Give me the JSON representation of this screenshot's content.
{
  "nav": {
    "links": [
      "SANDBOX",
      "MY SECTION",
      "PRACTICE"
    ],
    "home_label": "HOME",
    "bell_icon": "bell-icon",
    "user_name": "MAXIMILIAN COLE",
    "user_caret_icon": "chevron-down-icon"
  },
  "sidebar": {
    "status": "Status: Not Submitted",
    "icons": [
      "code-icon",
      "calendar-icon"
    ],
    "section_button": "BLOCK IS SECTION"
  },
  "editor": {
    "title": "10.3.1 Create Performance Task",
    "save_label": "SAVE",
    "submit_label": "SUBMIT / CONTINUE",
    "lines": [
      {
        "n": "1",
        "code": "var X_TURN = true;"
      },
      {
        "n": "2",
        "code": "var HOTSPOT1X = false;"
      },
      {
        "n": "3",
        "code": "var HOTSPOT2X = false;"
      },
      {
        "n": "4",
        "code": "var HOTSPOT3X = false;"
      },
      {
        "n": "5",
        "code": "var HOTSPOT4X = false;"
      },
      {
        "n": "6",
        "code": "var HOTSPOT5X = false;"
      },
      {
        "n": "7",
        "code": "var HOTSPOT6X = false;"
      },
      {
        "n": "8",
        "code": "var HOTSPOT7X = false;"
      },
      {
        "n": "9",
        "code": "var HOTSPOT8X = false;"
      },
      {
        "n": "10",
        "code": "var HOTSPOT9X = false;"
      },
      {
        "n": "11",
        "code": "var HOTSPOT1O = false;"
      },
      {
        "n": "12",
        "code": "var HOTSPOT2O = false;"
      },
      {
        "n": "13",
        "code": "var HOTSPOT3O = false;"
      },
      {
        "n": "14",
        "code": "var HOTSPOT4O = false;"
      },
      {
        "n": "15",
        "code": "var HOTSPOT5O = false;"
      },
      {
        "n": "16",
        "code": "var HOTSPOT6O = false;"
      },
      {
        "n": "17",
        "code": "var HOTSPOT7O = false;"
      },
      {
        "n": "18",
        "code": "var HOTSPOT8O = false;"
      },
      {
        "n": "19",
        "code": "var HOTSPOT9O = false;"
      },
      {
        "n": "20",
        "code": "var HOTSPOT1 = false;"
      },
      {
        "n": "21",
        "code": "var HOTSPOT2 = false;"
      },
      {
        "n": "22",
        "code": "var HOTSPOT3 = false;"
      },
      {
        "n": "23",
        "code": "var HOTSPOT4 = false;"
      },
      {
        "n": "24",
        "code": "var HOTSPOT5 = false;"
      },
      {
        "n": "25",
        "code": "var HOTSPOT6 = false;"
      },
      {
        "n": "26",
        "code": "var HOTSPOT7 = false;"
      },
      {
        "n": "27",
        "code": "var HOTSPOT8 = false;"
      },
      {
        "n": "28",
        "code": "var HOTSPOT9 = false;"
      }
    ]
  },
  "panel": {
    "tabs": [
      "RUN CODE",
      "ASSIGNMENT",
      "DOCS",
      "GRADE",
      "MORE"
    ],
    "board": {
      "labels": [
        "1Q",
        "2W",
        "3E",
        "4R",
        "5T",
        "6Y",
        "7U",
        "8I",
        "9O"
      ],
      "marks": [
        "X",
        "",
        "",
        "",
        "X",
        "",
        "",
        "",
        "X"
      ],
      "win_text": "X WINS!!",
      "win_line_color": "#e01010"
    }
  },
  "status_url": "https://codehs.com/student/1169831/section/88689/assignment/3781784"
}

■ ■ ■ ■

Output all records verbatim.

## Final result
Give me the JSON representation of this screenshot's content.
{
  "nav": {
    "links": [
      "SANDBOX",
      "MY SECTION",
      "PRACTICE"
    ],
    "home_label": "HOME",
    "bell_icon": "bell-icon",
    "user_name": "MAXIMILIAN COLE",
    "user_caret_icon": "chevron-down-icon"
  },
  "sidebar": {
    "status": "Status: Not Submitted",
    "icons": [
      "code-icon",
      "calendar-icon"
    ],
    "section_button": "BLOCK IS SECTION"
  },
  "editor": {
    "title": "10.3.1 Create Performance Task",
    "save_label": "SAVE",
    "submit_label": "SUBMIT / CONTINUE",
    "lines": [
      {
        "n": "1",
        "code": "var X_TURN = true;"
      },
      {
        "n": "2",
        "code": "var HOTSPOT1X = false;"
      },
      {
        "n": "3",
        "code": "var HOTSPOT2X = false;"
      },
      {
        "n": "4",
        "code": "var HOTSPOT3X = false;"
      },
      {
        "n": "5",
        "code": "var HOTSPOT4X = false;"
      },
      {
        "n": "6",
        "code": "var HOTSPOT5X = false;"
      },
      {
        "n": "7",
        "code": "var HOTSPOT6X = false;"
      },
      {
        "n": "8",
        "code": "var HOTSPOT7X = false;"
      },
      {
        "n": "9",
        "code": "var HOTSPOT8X = false;"
      },
      {
        "n": "10",
        "code": "var HOTSPOT9X = false;"
      },
      {
        "n": "11",
        "code": "var HOTSPOT1O = false;"
      },
      {
        "n": "12",
        "code": "var HOTSPOT2O = false;"
      },
      {
        "n": "13",
        "code": "var HOTSPOT3O = false;"
      },
      {
        "n": "14",
        "code": "var HOTSPOT4O = false;"
      },
      {
        "n": "15",
        "code": "var HOTSPOT5O = false;"
      },
      {
        "n": "16",
        "code": "var HOTSPOT6O = false;"
      },
      {
        "n": "17",
        "code": "var HOTSPOT7O = false;"
      },
      {
        "n": "18",
        "code": "var HOTSPOT8O = false;"
      },
      {
        "n": "19",
        "code": "var HOTSPOT9O = false;"
      },
      {
        "n": "20",
        "code": "var HOTSPOT1 = false;"
      },
      {
        "n": "21",
        "code": "var HOTSPOT2 = false;"
      },
      {
        "n": "22",
        "code": "var HOTSPOT3 = false;"
      },
      {
        "n": "23",
        "code": "var HOTSPOT4 = false;"
      },
      {
        "n": "24",
        "code": "var HOTSPOT5 = false;"
      },
      {
        "n": "25",
        "code": "var HOTSPOT6 = false;"
      },
      {
        "n": "26",
        "code": "var HOTSPOT7 = false;"
      },
      {
        "n": "27",
        "code": "var HOTSPOT8 = false;"
      },
      {
        "n": "28",
        "code": "var HOTSPOT9 = false;"
      }
    ]
  },
  "panel": {
    "tabs": [
      "RUN CODE",
      "ASSIGNMENT",
      "DOCS",
      "GRADE",
      "MORE"
    ],
    "board": {
      "labels": [
        "1Q",
        "2W",
        "3E",
        "4R",
        "5T",
        "6Y",
        "7U",
        "8I",
        "9O"
      ],
      "marks": [
        "X",
        "",
        "",
        "",
        "X",
        "",
        "",
        "",
        "X"
      ],
      "win_text": "X WINS!!",
      "win_line_color": "#e01010"
    }
  },
  "status_url": "https://codehs.com/student/1169831/section/88689/assignment/3781784"
}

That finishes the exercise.